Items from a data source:
*-*-*
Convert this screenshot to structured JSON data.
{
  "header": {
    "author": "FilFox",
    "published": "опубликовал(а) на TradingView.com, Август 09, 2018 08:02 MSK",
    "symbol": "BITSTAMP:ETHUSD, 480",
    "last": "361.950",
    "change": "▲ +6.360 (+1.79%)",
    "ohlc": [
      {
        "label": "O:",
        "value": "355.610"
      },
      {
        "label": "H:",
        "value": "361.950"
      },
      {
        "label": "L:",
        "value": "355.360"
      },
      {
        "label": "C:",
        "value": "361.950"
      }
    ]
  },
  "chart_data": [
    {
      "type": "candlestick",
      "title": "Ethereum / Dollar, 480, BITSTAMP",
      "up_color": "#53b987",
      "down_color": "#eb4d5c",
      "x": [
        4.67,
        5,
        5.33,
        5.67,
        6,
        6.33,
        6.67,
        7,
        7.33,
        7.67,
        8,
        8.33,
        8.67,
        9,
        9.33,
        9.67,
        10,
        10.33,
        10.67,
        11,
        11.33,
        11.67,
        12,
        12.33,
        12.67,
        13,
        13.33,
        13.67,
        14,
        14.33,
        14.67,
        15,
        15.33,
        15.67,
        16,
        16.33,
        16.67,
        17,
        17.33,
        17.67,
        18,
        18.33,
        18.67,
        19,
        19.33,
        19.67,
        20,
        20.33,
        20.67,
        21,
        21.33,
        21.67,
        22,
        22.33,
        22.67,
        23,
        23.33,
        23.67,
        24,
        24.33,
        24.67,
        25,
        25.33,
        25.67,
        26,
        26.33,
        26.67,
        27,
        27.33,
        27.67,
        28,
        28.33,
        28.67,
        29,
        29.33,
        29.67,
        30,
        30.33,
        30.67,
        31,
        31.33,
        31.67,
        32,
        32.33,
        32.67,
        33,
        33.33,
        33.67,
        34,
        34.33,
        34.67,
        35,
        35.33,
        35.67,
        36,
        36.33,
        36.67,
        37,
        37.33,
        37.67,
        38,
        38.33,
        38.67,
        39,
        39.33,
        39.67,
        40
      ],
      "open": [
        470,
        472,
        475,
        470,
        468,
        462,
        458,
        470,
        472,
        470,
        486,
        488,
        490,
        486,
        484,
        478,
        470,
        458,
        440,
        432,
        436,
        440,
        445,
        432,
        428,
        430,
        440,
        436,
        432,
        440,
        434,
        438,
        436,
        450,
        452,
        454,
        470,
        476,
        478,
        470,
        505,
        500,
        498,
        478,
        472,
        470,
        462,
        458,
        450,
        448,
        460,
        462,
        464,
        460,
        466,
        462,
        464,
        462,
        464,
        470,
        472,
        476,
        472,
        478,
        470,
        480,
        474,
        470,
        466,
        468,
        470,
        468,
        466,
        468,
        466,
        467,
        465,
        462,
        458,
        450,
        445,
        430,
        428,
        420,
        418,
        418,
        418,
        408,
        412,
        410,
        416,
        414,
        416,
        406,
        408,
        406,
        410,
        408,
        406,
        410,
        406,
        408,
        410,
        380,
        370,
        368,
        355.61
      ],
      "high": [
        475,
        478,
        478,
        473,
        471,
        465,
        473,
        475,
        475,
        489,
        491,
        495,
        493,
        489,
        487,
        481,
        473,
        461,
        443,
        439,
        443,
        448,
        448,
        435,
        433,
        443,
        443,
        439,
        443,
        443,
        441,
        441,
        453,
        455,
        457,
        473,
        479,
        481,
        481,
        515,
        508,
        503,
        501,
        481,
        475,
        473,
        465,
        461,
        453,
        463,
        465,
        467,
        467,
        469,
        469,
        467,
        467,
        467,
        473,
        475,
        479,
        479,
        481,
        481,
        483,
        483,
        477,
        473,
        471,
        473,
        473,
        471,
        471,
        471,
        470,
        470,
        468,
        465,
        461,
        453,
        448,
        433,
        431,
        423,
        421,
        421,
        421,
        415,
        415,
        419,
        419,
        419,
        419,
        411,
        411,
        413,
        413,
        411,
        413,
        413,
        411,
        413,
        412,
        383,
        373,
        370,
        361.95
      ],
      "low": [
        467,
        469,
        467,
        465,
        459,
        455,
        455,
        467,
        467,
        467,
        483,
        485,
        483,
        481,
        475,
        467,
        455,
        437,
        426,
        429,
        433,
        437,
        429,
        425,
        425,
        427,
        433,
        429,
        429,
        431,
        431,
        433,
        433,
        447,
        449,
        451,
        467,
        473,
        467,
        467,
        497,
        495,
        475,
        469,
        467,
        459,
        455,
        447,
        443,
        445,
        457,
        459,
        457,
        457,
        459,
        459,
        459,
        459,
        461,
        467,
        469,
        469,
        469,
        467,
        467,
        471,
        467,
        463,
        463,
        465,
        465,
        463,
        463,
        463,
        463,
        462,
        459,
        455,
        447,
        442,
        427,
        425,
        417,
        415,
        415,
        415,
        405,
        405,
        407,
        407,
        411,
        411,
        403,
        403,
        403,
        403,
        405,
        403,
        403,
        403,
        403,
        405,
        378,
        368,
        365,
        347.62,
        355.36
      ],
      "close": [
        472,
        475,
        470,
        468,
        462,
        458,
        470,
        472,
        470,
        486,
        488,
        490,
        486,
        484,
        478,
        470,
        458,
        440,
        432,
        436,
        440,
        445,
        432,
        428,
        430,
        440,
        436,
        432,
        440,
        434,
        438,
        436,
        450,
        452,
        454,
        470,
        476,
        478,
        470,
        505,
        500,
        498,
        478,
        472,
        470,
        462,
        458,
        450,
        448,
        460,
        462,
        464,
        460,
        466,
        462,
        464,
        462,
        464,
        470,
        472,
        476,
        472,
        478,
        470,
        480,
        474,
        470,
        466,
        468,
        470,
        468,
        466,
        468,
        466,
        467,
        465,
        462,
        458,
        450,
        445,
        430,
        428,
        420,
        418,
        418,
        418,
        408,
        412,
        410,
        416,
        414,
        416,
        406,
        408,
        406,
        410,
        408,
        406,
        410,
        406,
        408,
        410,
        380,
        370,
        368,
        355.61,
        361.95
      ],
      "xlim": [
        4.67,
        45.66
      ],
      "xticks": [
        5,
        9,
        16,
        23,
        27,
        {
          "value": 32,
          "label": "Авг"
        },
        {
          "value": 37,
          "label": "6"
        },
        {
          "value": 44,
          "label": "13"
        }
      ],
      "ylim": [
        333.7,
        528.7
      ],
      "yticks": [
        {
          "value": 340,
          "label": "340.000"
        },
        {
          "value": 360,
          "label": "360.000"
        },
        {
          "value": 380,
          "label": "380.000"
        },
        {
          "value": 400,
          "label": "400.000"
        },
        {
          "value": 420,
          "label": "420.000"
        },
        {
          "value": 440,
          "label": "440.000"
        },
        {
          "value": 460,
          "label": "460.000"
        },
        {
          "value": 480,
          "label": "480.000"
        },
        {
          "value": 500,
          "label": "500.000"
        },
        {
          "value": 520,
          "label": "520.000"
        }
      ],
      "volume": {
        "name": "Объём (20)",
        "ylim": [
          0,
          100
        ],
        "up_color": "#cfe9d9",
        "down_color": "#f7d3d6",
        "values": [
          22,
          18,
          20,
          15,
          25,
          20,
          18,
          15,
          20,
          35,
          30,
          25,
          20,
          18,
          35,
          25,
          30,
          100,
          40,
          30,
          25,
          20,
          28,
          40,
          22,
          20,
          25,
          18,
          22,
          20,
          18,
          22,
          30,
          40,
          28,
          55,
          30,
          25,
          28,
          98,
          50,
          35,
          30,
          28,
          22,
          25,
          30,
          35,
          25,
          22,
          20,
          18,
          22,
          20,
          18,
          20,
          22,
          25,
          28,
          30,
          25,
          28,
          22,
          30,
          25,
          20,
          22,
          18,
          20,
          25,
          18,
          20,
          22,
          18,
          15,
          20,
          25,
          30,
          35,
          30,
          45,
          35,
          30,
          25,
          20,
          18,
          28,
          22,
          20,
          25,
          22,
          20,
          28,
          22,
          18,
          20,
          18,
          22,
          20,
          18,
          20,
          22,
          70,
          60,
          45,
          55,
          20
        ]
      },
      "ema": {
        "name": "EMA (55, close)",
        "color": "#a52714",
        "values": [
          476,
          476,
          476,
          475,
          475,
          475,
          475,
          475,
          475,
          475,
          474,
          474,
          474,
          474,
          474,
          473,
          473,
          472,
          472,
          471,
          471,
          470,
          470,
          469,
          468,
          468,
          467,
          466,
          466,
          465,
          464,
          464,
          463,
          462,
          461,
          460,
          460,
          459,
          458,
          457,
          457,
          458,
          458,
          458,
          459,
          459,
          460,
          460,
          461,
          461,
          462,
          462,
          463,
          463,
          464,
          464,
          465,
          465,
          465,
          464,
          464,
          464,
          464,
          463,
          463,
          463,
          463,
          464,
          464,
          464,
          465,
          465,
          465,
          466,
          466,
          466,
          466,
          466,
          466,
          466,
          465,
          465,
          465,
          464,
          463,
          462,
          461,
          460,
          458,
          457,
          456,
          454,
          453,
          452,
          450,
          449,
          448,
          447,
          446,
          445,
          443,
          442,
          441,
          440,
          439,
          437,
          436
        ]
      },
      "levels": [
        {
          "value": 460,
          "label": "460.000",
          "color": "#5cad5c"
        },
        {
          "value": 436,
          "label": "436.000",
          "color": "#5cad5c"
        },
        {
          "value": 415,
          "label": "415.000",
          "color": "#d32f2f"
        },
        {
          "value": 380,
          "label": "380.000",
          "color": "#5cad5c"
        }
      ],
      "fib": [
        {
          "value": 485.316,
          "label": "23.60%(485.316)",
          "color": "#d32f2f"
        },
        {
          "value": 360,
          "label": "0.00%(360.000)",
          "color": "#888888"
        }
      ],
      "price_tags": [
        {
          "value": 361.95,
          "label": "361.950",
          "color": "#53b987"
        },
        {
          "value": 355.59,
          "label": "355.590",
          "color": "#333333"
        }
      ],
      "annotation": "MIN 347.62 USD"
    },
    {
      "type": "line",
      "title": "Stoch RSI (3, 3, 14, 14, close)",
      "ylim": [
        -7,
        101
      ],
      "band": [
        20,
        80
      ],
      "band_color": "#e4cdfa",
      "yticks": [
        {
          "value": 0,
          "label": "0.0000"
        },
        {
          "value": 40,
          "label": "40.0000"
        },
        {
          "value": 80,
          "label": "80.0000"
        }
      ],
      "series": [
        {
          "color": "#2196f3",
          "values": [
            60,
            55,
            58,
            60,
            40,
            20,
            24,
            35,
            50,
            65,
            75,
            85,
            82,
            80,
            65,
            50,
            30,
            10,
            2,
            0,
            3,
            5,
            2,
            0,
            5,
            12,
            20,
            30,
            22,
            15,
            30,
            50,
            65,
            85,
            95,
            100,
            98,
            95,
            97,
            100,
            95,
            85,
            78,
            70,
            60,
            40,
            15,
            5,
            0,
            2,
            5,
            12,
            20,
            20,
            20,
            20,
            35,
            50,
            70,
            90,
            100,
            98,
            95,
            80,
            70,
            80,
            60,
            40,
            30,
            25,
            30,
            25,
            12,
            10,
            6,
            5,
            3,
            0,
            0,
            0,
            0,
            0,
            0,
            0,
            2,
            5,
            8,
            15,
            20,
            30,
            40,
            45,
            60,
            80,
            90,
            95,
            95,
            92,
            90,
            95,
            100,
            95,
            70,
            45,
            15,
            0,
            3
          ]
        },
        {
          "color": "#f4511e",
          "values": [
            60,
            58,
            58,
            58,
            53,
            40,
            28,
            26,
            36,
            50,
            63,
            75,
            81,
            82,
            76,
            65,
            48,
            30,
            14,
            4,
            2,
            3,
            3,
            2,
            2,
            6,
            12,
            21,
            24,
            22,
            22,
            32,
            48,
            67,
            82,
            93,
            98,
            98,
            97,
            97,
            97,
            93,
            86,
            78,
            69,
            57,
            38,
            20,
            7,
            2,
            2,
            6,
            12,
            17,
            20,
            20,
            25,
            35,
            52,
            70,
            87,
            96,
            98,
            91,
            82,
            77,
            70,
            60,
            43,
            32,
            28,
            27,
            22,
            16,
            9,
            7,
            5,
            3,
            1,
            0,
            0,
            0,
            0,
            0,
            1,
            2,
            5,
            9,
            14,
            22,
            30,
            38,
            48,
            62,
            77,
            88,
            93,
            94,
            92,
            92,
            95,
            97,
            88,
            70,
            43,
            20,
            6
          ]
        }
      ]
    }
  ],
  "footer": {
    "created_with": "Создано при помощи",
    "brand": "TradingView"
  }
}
*-*-*
What to work on: Count the lines of the material that include the word "BITSTAMP", then state only the total.

Solution to this exercise: 2